Records from a dataset
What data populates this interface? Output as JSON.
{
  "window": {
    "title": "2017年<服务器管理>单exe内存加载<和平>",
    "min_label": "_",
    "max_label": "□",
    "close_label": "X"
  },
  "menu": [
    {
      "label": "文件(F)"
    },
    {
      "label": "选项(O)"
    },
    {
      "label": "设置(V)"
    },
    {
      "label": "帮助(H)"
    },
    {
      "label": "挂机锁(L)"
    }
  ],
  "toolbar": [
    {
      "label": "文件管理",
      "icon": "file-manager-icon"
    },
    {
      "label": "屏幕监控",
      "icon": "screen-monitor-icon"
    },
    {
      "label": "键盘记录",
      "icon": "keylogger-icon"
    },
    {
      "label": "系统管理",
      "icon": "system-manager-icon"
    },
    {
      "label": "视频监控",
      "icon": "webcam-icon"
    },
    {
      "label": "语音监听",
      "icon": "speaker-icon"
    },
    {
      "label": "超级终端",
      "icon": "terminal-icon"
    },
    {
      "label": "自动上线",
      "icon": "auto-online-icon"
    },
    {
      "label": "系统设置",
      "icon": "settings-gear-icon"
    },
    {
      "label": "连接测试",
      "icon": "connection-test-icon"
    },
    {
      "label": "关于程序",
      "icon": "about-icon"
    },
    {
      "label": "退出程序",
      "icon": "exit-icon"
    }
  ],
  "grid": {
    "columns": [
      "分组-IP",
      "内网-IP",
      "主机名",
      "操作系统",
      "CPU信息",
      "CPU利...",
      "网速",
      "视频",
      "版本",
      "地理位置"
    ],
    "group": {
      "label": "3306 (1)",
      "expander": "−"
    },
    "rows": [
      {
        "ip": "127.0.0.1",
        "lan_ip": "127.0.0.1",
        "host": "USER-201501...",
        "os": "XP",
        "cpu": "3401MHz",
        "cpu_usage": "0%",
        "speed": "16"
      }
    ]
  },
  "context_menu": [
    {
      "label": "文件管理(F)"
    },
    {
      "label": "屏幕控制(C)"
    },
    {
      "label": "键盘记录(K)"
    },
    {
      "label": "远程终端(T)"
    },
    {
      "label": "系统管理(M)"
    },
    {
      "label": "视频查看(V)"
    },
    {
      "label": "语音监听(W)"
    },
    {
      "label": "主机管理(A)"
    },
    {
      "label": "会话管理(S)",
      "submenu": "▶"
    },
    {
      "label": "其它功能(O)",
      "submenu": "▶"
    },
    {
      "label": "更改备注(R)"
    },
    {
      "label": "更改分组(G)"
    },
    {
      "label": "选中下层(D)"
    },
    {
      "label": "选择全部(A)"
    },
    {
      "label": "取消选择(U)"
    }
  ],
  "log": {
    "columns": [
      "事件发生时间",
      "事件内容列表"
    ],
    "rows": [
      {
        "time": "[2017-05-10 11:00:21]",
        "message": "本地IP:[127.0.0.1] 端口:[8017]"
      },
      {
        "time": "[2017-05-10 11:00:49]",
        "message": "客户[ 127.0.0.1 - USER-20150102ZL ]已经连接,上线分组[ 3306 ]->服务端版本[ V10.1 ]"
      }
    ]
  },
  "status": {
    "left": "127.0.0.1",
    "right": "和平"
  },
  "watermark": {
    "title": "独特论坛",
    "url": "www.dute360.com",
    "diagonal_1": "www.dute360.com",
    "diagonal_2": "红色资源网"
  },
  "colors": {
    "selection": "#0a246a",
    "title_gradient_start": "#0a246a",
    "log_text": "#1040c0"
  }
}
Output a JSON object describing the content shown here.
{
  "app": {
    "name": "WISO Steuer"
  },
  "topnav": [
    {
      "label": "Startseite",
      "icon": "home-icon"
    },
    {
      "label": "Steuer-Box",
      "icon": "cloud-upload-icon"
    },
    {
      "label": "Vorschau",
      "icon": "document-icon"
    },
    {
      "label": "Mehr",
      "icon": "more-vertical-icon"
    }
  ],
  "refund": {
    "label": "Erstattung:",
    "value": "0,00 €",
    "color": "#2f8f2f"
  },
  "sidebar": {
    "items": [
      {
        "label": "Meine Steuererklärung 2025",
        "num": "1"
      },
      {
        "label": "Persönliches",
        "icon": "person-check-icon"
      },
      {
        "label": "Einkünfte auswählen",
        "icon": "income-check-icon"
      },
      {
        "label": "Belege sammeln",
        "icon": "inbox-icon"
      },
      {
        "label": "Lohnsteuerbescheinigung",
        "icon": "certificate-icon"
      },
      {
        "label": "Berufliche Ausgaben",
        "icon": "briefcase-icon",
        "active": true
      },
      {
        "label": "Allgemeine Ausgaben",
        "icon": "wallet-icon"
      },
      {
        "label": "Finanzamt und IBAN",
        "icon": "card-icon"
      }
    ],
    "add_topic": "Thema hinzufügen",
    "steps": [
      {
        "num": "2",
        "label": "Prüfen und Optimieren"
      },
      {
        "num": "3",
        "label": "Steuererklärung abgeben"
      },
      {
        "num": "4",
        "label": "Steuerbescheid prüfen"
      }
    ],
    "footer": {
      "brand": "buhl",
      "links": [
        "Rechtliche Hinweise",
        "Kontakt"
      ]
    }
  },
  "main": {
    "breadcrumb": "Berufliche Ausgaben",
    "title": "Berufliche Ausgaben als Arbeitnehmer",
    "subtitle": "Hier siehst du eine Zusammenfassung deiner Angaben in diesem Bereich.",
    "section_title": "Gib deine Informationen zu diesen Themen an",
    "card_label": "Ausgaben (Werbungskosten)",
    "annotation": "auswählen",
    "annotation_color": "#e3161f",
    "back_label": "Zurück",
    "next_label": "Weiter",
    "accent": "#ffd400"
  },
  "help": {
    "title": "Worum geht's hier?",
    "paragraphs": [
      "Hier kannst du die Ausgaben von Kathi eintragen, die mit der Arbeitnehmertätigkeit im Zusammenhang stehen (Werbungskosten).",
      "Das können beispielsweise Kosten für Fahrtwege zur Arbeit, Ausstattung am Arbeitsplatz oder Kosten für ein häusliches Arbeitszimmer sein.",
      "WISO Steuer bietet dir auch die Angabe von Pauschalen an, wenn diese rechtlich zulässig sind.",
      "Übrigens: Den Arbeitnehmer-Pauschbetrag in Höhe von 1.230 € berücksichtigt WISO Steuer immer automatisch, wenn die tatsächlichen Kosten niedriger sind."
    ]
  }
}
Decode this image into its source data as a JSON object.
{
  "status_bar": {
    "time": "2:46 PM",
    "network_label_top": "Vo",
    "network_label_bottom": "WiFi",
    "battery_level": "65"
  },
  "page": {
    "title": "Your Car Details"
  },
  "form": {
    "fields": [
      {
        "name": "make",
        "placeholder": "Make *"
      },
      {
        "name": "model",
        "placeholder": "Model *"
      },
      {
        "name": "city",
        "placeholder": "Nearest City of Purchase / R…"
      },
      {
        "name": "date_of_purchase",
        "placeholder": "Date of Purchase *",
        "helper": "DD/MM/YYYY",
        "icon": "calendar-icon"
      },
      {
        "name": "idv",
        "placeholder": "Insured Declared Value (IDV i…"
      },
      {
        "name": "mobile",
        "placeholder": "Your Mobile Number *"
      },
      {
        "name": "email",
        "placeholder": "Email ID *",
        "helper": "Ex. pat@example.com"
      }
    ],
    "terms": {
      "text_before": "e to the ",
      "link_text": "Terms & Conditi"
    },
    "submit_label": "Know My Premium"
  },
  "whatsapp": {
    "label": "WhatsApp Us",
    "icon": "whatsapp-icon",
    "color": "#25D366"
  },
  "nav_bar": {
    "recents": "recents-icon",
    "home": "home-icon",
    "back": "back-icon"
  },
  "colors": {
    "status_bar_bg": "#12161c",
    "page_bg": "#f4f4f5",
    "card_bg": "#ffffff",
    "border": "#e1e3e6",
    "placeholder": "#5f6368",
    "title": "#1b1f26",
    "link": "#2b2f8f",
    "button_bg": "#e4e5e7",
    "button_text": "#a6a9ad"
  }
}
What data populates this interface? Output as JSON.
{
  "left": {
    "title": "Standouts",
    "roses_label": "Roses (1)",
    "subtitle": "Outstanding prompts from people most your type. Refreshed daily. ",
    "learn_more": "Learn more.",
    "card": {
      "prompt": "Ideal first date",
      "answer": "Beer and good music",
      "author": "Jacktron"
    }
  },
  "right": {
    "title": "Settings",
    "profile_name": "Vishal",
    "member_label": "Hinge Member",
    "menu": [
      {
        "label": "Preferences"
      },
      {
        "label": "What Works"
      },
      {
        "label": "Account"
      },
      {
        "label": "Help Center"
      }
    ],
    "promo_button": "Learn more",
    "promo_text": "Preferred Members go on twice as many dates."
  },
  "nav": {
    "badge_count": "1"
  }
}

*WORK INSTRUCTIONS*. Where a line in the entries holds "Learn", copy that line.

*SOLUTION TO THIS PROBLEM*.
    "learn_more": "Learn more.",
    "promo_button": "Learn more",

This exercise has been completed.